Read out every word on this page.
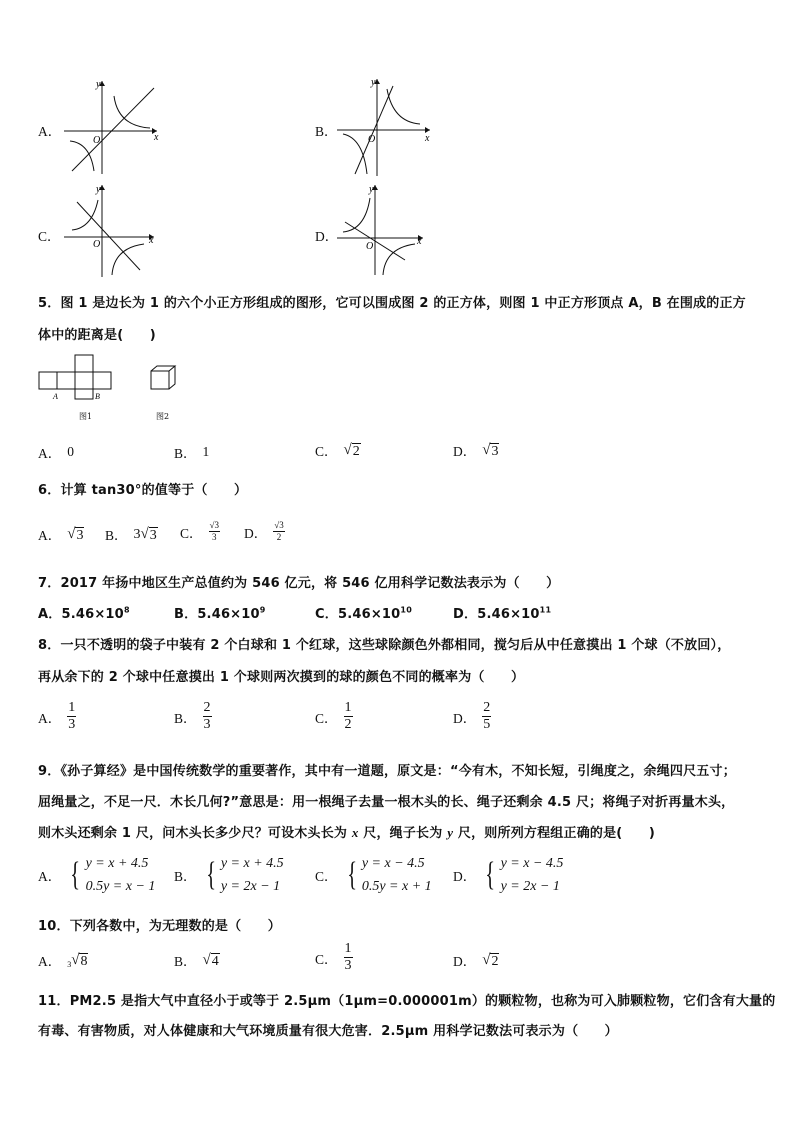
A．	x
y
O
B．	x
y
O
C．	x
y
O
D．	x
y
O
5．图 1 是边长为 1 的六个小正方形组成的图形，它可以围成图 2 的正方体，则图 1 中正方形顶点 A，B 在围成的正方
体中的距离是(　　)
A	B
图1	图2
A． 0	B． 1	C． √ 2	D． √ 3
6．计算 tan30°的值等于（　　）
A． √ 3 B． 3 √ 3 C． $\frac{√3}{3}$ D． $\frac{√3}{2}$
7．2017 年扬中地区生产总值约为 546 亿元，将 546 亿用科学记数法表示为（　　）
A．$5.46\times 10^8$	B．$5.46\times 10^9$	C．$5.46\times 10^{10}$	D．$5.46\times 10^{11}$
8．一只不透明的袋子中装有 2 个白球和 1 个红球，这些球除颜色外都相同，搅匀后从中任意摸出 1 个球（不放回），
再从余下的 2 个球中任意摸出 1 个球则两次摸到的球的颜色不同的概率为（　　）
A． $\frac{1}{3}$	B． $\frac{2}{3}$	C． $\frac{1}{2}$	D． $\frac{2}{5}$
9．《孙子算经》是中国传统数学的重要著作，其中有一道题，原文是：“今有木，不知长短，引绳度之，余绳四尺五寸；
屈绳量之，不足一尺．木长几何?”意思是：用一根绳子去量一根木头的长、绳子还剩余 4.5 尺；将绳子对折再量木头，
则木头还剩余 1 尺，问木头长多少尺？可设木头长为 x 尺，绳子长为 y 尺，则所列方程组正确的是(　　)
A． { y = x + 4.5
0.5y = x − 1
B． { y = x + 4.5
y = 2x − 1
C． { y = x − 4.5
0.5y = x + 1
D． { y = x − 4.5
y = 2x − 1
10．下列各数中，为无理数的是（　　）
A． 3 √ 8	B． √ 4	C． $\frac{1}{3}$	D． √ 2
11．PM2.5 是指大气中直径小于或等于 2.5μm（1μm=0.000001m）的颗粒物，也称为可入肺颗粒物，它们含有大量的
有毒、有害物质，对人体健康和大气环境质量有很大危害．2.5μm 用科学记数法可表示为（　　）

=-=-=-=-=

Find the word "frac" in the material, then list each line that holds it.

A． √ 3 B． 3 √ 3 C． $\frac{√3}{3}$ D． $\frac{√3}{2}$
A． $\frac{1}{3}$	B． $\frac{2}{3}$	C． $\frac{1}{2}$	D． $\frac{2}{5}$
A． 3 √ 8	B． √ 4	C． $\frac{1}{3}$	D． √ 2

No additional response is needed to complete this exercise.